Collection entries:

════════════════

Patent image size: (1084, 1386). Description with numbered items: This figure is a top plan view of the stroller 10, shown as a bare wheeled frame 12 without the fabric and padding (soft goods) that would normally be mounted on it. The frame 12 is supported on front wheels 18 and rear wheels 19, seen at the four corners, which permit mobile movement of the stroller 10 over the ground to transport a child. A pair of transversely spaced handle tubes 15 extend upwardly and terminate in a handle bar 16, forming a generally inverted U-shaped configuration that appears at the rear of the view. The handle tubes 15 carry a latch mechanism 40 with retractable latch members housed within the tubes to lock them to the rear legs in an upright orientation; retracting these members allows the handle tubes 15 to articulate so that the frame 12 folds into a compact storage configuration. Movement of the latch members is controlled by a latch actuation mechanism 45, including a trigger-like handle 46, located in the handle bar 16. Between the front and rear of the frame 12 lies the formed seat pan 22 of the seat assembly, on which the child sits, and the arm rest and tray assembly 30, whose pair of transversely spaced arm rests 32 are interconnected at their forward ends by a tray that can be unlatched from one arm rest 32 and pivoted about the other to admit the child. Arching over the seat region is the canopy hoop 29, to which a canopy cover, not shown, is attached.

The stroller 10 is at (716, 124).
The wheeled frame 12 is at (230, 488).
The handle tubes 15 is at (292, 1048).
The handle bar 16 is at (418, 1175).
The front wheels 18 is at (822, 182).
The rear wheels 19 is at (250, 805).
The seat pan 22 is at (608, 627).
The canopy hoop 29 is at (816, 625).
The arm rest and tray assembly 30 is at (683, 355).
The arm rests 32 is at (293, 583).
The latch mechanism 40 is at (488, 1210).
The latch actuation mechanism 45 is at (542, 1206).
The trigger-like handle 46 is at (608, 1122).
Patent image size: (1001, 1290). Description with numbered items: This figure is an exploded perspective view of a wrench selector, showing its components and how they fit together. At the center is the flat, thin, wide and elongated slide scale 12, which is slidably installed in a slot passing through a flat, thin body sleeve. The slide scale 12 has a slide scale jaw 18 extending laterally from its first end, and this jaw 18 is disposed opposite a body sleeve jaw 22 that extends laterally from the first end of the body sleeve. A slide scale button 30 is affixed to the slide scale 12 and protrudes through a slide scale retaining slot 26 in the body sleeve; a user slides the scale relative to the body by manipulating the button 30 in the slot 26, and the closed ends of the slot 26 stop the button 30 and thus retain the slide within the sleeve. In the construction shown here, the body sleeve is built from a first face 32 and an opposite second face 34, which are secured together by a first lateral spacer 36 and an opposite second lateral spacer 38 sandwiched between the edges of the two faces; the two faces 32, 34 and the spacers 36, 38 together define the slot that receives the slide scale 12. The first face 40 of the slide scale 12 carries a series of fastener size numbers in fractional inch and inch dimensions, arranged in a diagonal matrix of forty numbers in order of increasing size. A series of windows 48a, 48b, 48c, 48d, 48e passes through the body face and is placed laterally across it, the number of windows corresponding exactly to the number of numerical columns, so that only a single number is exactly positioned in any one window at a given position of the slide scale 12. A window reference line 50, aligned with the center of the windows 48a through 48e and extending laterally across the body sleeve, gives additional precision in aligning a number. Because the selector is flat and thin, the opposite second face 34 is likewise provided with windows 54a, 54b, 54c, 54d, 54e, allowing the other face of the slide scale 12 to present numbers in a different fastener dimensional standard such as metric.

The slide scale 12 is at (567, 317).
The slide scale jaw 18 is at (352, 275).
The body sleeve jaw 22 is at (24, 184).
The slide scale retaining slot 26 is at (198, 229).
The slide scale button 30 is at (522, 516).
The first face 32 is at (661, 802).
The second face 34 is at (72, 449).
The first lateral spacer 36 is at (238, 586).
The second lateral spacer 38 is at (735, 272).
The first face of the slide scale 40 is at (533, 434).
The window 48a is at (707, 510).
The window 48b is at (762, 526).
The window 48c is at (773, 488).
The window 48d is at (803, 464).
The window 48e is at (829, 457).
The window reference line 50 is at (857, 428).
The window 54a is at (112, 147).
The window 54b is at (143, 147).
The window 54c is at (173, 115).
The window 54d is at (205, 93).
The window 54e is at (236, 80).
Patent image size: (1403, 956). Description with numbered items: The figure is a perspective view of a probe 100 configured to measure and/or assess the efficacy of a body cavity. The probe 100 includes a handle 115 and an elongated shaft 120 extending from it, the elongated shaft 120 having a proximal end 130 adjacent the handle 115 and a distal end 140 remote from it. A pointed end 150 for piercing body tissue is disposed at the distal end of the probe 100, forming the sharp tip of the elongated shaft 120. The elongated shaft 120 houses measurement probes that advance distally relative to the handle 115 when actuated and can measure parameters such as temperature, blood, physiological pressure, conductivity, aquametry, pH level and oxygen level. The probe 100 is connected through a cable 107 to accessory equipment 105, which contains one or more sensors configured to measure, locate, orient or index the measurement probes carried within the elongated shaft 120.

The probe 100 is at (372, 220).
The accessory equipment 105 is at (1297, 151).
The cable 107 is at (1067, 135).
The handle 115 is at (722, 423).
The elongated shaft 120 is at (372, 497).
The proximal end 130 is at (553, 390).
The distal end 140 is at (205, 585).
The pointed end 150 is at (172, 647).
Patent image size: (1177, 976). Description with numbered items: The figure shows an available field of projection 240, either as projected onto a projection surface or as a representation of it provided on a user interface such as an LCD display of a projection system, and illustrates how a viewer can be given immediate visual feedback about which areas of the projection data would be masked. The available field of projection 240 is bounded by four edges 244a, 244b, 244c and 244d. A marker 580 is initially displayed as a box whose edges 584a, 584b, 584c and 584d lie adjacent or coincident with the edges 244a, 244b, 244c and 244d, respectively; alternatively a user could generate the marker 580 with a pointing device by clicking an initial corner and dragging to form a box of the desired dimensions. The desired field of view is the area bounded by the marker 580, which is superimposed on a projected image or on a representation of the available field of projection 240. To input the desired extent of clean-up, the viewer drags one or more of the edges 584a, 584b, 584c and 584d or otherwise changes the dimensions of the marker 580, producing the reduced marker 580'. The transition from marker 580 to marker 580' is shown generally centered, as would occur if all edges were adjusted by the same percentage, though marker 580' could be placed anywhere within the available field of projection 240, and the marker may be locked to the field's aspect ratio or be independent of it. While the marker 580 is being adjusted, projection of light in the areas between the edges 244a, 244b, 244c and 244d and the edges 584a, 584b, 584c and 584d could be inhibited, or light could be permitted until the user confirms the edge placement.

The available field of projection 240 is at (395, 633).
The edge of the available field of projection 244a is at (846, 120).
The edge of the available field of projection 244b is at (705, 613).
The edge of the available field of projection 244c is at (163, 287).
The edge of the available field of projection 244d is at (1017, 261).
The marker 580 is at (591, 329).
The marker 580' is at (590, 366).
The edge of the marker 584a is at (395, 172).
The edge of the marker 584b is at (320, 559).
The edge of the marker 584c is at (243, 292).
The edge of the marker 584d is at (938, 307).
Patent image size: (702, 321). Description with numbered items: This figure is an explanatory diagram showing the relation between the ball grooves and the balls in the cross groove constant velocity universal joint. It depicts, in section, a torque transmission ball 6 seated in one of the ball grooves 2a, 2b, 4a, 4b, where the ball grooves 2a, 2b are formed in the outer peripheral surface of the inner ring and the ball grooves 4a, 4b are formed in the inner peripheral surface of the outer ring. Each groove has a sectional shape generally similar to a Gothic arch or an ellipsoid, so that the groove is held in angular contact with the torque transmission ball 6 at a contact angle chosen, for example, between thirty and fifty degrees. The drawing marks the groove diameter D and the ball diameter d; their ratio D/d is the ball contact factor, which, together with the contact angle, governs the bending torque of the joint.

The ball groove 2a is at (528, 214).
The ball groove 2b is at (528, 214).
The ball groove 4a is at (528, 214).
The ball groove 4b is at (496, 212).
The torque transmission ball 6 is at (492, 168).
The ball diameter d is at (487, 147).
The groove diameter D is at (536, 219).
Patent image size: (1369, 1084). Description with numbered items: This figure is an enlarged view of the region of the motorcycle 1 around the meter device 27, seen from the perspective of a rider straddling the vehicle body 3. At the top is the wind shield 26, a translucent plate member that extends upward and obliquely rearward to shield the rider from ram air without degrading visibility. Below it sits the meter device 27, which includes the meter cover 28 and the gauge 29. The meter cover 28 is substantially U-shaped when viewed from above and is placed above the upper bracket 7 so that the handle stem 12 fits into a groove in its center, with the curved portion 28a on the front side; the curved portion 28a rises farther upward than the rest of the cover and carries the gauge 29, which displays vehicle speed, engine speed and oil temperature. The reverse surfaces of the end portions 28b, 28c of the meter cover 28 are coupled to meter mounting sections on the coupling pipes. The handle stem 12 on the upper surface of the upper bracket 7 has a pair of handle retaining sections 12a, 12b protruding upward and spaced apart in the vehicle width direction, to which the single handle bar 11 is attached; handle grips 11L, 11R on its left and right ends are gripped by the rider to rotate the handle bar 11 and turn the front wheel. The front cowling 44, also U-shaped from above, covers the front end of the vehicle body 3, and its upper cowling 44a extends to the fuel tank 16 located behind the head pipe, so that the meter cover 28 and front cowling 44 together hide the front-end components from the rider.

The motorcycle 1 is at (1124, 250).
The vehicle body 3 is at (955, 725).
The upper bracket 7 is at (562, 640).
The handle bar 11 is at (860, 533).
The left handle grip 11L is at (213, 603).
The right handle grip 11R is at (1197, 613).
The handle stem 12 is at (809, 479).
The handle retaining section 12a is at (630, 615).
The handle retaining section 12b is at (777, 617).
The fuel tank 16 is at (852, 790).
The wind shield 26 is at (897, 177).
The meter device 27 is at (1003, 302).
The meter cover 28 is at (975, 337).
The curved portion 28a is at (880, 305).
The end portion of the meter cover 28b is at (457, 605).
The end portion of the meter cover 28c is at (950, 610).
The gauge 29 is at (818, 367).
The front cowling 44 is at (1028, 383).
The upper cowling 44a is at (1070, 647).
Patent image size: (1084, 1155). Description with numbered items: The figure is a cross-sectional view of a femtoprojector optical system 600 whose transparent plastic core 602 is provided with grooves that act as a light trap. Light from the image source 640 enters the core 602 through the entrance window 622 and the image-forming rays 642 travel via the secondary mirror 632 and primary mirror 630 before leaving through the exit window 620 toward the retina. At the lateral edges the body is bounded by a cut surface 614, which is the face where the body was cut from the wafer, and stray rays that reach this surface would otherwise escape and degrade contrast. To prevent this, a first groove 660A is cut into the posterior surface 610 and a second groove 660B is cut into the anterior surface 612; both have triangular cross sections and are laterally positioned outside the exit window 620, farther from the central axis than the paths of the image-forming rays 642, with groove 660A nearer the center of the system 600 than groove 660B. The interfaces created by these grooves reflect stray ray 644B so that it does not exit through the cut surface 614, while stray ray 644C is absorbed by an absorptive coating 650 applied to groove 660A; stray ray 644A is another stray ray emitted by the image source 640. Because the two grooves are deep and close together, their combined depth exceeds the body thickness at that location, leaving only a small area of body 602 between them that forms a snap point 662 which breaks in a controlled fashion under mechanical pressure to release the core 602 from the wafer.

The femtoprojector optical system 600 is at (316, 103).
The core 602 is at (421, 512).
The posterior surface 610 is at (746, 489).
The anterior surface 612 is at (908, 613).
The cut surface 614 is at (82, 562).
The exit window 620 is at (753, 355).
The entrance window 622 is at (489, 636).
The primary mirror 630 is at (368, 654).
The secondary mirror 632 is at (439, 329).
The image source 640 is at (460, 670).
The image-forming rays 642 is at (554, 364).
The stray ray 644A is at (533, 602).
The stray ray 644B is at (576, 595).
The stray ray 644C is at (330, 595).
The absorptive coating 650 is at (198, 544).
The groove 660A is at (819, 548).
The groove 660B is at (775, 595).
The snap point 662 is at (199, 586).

════════════════

**Directions for this task:** Can you quote, word for word, the rows from the one containing "Patent image size: (1403, 956)." through the one containing "The elongated shaft 120 is at (372, 497).", including both of those rows?

**Written response:**
Patent image size: (1403, 956). Description with numbered items: The figure is a perspective view of a probe 100 configured to measure and/or assess the efficacy of a body cavity. The probe 100 includes a handle 115 and an elongated shaft 120 extending from it, the elongated shaft 120 having a proximal end 130 adjacent the handle 115 and a distal end 140 remote from it. A pointed end 150 for piercing body tissue is disposed at the distal end of the probe 100, forming the sharp tip of the elongated shaft 120. The elongated shaft 120 houses measurement probes that advance distally relative to the handle 115 when actuated and can measure parameters such as temperature, blood, physiological pressure, conductivity, aquametry, pH level and oxygen level. The probe 100 is connected through a cable 107 to accessory equipment 105, which contains one or more sensors configured to measure, locate, orient or index the measurement probes carried within the elongated shaft 120.

The probe 100 is at (372, 220).
The accessory equipment 105 is at (1297, 151).
The cable 107 is at (1067, 135).
The handle 115 is at (722, 423).
The elongated shaft 120 is at (372, 497).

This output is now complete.